(Stored entries)
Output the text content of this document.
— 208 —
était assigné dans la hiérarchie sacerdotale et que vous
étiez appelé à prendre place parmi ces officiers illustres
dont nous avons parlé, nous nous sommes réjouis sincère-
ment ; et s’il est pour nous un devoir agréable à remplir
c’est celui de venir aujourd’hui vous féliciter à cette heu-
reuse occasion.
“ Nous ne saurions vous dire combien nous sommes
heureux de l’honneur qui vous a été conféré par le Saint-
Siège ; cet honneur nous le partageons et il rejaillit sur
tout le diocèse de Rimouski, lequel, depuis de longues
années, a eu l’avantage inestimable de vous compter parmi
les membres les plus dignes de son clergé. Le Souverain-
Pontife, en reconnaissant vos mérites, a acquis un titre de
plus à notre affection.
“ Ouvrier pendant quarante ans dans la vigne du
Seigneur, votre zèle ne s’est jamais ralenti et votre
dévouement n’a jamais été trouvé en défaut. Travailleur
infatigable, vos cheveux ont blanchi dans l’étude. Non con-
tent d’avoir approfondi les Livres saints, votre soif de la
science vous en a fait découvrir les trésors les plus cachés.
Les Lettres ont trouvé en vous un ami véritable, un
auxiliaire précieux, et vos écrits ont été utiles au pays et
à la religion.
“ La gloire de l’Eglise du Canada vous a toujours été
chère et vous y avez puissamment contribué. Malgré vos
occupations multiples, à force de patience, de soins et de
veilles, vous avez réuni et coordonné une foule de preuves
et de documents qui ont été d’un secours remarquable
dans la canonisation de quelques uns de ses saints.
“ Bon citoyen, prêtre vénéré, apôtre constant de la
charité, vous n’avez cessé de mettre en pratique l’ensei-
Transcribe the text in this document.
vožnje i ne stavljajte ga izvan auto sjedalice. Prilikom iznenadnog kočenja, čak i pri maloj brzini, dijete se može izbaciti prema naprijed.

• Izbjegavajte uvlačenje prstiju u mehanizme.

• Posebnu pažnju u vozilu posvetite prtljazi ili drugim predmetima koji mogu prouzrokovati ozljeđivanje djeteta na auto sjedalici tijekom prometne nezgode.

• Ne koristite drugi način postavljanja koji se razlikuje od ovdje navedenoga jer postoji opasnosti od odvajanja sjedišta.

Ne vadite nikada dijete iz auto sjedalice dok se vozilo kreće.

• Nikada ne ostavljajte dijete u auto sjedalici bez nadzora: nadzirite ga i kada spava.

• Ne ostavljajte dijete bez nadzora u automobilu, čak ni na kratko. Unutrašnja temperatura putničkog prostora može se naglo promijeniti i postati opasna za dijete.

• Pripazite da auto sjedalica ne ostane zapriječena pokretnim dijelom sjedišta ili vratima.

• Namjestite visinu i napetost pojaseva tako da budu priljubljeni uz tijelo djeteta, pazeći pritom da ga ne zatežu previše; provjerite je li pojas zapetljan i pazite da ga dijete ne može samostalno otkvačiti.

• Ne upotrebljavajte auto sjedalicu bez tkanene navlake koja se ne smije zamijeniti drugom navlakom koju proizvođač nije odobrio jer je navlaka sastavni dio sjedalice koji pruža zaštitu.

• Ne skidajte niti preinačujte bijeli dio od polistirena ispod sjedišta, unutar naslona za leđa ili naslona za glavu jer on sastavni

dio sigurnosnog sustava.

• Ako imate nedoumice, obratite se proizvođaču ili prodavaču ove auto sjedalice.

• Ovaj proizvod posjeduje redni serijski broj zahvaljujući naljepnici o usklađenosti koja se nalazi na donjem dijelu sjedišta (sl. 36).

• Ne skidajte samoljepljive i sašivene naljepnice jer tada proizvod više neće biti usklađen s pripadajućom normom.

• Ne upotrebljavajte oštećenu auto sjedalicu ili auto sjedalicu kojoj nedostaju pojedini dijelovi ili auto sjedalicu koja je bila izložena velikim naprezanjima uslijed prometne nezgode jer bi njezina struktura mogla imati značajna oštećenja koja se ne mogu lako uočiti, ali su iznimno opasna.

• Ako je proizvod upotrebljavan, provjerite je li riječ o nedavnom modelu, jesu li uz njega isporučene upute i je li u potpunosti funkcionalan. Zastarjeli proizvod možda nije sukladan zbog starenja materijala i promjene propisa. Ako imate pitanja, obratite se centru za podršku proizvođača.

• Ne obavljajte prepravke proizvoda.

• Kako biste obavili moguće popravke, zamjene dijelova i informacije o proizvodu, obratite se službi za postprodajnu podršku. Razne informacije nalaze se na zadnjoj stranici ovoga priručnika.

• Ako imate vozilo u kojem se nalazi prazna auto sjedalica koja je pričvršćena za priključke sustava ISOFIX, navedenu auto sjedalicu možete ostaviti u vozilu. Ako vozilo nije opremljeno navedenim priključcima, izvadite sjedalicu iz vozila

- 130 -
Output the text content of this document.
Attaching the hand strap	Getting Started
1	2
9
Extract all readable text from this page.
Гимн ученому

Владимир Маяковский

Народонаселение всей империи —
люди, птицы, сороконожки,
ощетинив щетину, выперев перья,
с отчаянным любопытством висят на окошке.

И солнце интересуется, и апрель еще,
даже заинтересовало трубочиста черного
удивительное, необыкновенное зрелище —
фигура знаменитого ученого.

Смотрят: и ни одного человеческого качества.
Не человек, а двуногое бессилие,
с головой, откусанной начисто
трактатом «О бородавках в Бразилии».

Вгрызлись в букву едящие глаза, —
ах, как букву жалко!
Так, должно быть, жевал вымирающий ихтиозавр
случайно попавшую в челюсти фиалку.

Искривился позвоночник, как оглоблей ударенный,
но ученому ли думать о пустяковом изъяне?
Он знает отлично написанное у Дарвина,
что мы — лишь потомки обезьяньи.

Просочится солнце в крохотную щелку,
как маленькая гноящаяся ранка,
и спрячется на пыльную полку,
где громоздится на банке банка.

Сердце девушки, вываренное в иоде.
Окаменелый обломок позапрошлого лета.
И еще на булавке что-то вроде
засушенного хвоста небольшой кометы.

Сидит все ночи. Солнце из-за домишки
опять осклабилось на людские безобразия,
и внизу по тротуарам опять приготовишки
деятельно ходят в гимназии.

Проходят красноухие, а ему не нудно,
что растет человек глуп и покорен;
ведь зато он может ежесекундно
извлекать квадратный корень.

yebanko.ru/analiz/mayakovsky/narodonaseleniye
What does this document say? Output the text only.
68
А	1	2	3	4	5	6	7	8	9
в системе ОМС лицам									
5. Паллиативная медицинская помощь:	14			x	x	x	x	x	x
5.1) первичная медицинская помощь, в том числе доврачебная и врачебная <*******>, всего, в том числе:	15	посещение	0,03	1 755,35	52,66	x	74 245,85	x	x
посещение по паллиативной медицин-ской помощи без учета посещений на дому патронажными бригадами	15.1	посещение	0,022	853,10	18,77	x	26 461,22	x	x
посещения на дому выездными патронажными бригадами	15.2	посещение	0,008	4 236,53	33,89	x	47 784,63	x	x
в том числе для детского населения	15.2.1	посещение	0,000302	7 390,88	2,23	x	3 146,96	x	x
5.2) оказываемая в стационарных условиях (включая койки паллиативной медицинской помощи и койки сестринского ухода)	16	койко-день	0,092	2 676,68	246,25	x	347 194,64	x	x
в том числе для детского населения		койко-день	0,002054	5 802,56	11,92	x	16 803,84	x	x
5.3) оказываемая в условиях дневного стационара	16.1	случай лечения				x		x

- Exercise prompt: Every record should be given again exactly.

- Problem solution:
Output the text content of this document.
— 208 —
était assigné dans la hiérarchie sacerdotale et que vous
étiez appelé à prendre place parmi ces officiers illustres
dont nous avons parlé, nous nous sommes réjouis sincère-
ment ; et s’il est pour nous un devoir agréable à remplir
c’est celui de venir aujourd’hui vous féliciter à cette heu-
reuse occasion.
“ Nous ne saurions vous dire combien nous sommes
heureux de l’honneur qui vous a été conféré par le Saint-
Siège ; cet honneur nous le partageons et il rejaillit sur
tout le diocèse de Rimouski, lequel, depuis de longues
années, a eu l’avantage inestimable de vous compter parmi
les membres les plus dignes de son clergé. Le Souverain-
Pontife, en reconnaissant vos mérites, a acquis un titre de
plus à notre affection.
“ Ouvrier pendant quarante ans dans la vigne du
Seigneur, votre zèle ne s’est jamais ralenti et votre
dévouement n’a jamais été trouvé en défaut. Travailleur
infatigable, vos cheveux ont blanchi dans l’étude. Non con-
tent d’avoir approfondi les Livres saints, votre soif de la
science vous en a fait découvrir les trésors les plus cachés.
Les Lettres ont trouvé en vous un ami véritable, un
auxiliaire précieux, et vos écrits ont été utiles au pays et
à la religion.
“ La gloire de l’Eglise du Canada vous a toujours été
chère et vous y avez puissamment contribué. Malgré vos
occupations multiples, à force de patience, de soins et de
veilles, vous avez réuni et coordonné une foule de preuves
et de documents qui ont été d’un secours remarquable
dans la canonisation de quelques uns de ses saints.
“ Bon citoyen, prêtre vénéré, apôtre constant de la
charité, vous n’avez cessé de mettre en pratique l’ensei-
Transcribe the text in this document.
vožnje i ne stavljajte ga izvan auto sjedalice. Prilikom iznenadnog kočenja, čak i pri maloj brzini, dijete se može izbaciti prema naprijed.

• Izbjegavajte uvlačenje prstiju u mehanizme.

• Posebnu pažnju u vozilu posvetite prtljazi ili drugim predmetima koji mogu prouzrokovati ozljeđivanje djeteta na auto sjedalici tijekom prometne nezgode.

• Ne koristite drugi način postavljanja koji se razlikuje od ovdje navedenoga jer postoji opasnosti od odvajanja sjedišta.

Ne vadite nikada dijete iz auto sjedalice dok se vozilo kreće.

• Nikada ne ostavljajte dijete u auto sjedalici bez nadzora: nadzirite ga i kada spava.

• Ne ostavljajte dijete bez nadzora u automobilu, čak ni na kratko. Unutrašnja temperatura putničkog prostora može se naglo promijeniti i postati opasna za dijete.

• Pripazite da auto sjedalica ne ostane zapriječena pokretnim dijelom sjedišta ili vratima.

• Namjestite visinu i napetost pojaseva tako da budu priljubljeni uz tijelo djeteta, pazeći pritom da ga ne zatežu previše; provjerite je li pojas zapetljan i pazite da ga dijete ne može samostalno otkvačiti.

• Ne upotrebljavajte auto sjedalicu bez tkanene navlake koja se ne smije zamijeniti drugom navlakom koju proizvođač nije odobrio jer je navlaka sastavni dio sjedalice koji pruža zaštitu.

• Ne skidajte niti preinačujte bijeli dio od polistirena ispod sjedišta, unutar naslona za leđa ili naslona za glavu jer on sastavni

dio sigurnosnog sustava.

• Ako imate nedoumice, obratite se proizvođaču ili prodavaču ove auto sjedalice.

• Ovaj proizvod posjeduje redni serijski broj zahvaljujući naljepnici o usklađenosti koja se nalazi na donjem dijelu sjedišta (sl. 36).

• Ne skidajte samoljepljive i sašivene naljepnice jer tada proizvod više neće biti usklađen s pripadajućom normom.

• Ne upotrebljavajte oštećenu auto sjedalicu ili auto sjedalicu kojoj nedostaju pojedini dijelovi ili auto sjedalicu koja je bila izložena velikim naprezanjima uslijed prometne nezgode jer bi njezina struktura mogla imati značajna oštećenja koja se ne mogu lako uočiti, ali su iznimno opasna.

• Ako je proizvod upotrebljavan, provjerite je li riječ o nedavnom modelu, jesu li uz njega isporučene upute i je li u potpunosti funkcionalan. Zastarjeli proizvod možda nije sukladan zbog starenja materijala i promjene propisa. Ako imate pitanja, obratite se centru za podršku proizvođača.

• Ne obavljajte prepravke proizvoda.

• Kako biste obavili moguće popravke, zamjene dijelova i informacije o proizvodu, obratite se službi za postprodajnu podršku. Razne informacije nalaze se na zadnjoj stranici ovoga priručnika.

• Ako imate vozilo u kojem se nalazi prazna auto sjedalica koja je pričvršćena za priključke sustava ISOFIX, navedenu auto sjedalicu možete ostaviti u vozilu. Ako vozilo nije opremljeno navedenim priključcima, izvadite sjedalicu iz vozila

- 130 -
Output the text content of this document.
Attaching the hand strap	Getting Started
1	2
9
Extract all readable text from this page.
Гимн ученому

Владимир Маяковский

Народонаселение всей империи —
люди, птицы, сороконожки,
ощетинив щетину, выперев перья,
с отчаянным любопытством висят на окошке.

И солнце интересуется, и апрель еще,
даже заинтересовало трубочиста черного
удивительное, необыкновенное зрелище —
фигура знаменитого ученого.

Смотрят: и ни одного человеческого качества.
Не человек, а двуногое бессилие,
с головой, откусанной начисто
трактатом «О бородавках в Бразилии».

Вгрызлись в букву едящие глаза, —
ах, как букву жалко!
Так, должно быть, жевал вымирающий ихтиозавр
случайно попавшую в челюсти фиалку.

Искривился позвоночник, как оглоблей ударенный,
но ученому ли думать о пустяковом изъяне?
Он знает отлично написанное у Дарвина,
что мы — лишь потомки обезьяньи.

Просочится солнце в крохотную щелку,
как маленькая гноящаяся ранка,
и спрячется на пыльную полку,
где громоздится на банке банка.

Сердце девушки, вываренное в иоде.
Окаменелый обломок позапрошлого лета.
И еще на булавке что-то вроде
засушенного хвоста небольшой кометы.

Сидит все ночи. Солнце из-за домишки
опять осклабилось на людские безобразия,
и внизу по тротуарам опять приготовишки
деятельно ходят в гимназии.

Проходят красноухие, а ему не нудно,
что растет человек глуп и покорен;
ведь зато он может ежесекундно
извлекать квадратный корень.

yebanko.ru/analiz/mayakovsky/narodonaseleniye
What does this document say? Output the text only.
68
А	1	2	3	4	5	6	7	8	9
в системе ОМС лицам									
5. Паллиативная медицинская помощь:	14			x	x	x	x	x	x
5.1) первичная медицинская помощь, в том числе доврачебная и врачебная <*******>, всего, в том числе:	15	посещение	0,03	1 755,35	52,66	x	74 245,85	x	x
посещение по паллиативной медицин-ской помощи без учета посещений на дому патронажными бригадами	15.1	посещение	0,022	853,10	18,77	x	26 461,22	x	x
посещения на дому выездными патронажными бригадами	15.2	посещение	0,008	4 236,53	33,89	x	47 784,63	x	x
в том числе для детского населения	15.2.1	посещение	0,000302	7 390,88	2,23	x	3 146,96	x	x
5.2) оказываемая в стационарных условиях (включая койки паллиативной медицинской помощи и койки сестринского ухода)	16	койко-день	0,092	2 676,68	246,25	x	347 194,64	x	x
в том числе для детского населения		койко-день	0,002054	5 802,56	11,92	x	16 803,84	x	x
5.3) оказываемая в условиях дневного стационара	16.1	случай лечения				x		x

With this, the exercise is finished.